*SET TASK:*
The entries below are to be repeated exactly as they stand.
####
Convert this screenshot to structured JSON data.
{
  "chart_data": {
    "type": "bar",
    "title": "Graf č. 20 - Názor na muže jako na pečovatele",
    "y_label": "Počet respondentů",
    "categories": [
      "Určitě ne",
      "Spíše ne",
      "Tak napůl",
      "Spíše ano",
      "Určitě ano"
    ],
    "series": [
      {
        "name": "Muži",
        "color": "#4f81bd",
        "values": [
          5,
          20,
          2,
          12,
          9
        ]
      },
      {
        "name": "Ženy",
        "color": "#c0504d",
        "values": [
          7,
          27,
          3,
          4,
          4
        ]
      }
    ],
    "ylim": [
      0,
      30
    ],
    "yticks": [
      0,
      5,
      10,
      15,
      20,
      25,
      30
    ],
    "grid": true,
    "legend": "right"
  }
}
####
*OUTPUT BELOW:*
Convert this screenshot to structured JSON data.
{
  "chart_data": {
    "type": "bar",
    "title": "Graf č. 20 - Názor na muže jako na pečovatele",
    "y_label": "Počet respondentů",
    "categories": [
      "Určitě ne",
      "Spíše ne",
      "Tak napůl",
      "Spíše ano",
      "Určitě ano"
    ],
    "series": [
      {
        "name": "Muži",
        "color": "#4f81bd",
        "values": [
          5,
          20,
          2,
          12,
          9
        ]
      },
      {
        "name": "Ženy",
        "color": "#c0504d",
        "values": [
          7,
          27,
          3,
          4,
          4
        ]
      }
    ],
    "ylim": [
      0,
      30
    ],
    "yticks": [
      0,
      5,
      10,
      15,
      20,
      25,
      30
    ],
    "grid": true,
    "legend": "right"
  }
}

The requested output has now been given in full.